GIVEN EXERCISE>
Write out the listing exactly as it is given.

::: MATERIAL TO PROCESS :::

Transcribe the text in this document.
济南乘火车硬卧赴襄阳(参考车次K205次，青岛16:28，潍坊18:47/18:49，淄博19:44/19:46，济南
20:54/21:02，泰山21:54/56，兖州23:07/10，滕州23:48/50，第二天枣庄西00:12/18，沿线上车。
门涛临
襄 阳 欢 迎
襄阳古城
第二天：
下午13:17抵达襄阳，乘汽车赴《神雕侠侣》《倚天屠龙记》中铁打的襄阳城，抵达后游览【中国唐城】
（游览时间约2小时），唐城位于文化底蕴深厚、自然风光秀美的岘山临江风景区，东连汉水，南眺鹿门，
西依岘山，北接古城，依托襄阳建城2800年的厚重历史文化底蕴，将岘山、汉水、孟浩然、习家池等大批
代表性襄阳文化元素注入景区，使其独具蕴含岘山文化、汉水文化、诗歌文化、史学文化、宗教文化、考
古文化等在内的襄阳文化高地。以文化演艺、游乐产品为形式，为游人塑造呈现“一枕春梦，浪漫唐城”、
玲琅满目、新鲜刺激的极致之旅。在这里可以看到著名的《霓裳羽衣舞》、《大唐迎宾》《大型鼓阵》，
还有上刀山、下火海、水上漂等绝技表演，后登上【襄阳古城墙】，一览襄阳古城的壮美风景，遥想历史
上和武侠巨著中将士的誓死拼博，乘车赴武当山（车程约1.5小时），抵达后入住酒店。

:::

WRITTEN REPLY>
Transcribe the text in this document.
济南乘火车硬卧赴襄阳(参考车次K205次，青岛16:28，潍坊18:47/18:49，淄博19:44/19:46，济南
20:54/21:02，泰山21:54/56，兖州23:07/10，滕州23:48/50，第二天枣庄西00:12/18，沿线上车。
门涛临
襄 阳 欢 迎
襄阳古城
第二天：
下午13:17抵达襄阳，乘汽车赴《神雕侠侣》《倚天屠龙记》中铁打的襄阳城，抵达后游览【中国唐城】
（游览时间约2小时），唐城位于文化底蕴深厚、自然风光秀美的岘山临江风景区，东连汉水，南眺鹿门，
西依岘山，北接古城，依托襄阳建城2800年的厚重历史文化底蕴，将岘山、汉水、孟浩然、习家池等大批
代表性襄阳文化元素注入景区，使其独具蕴含岘山文化、汉水文化、诗歌文化、史学文化、宗教文化、考
古文化等在内的襄阳文化高地。以文化演艺、游乐产品为形式，为游人塑造呈现“一枕春梦，浪漫唐城”、
玲琅满目、新鲜刺激的极致之旅。在这里可以看到著名的《霓裳羽衣舞》、《大唐迎宾》《大型鼓阵》，
还有上刀山、下火海、水上漂等绝技表演，后登上【襄阳古城墙】，一览襄阳古城的壮美风景，遥想历史
上和武侠巨著中将士的誓死拼博，乘车赴武当山（车程约1.5小时），抵达后入住酒店。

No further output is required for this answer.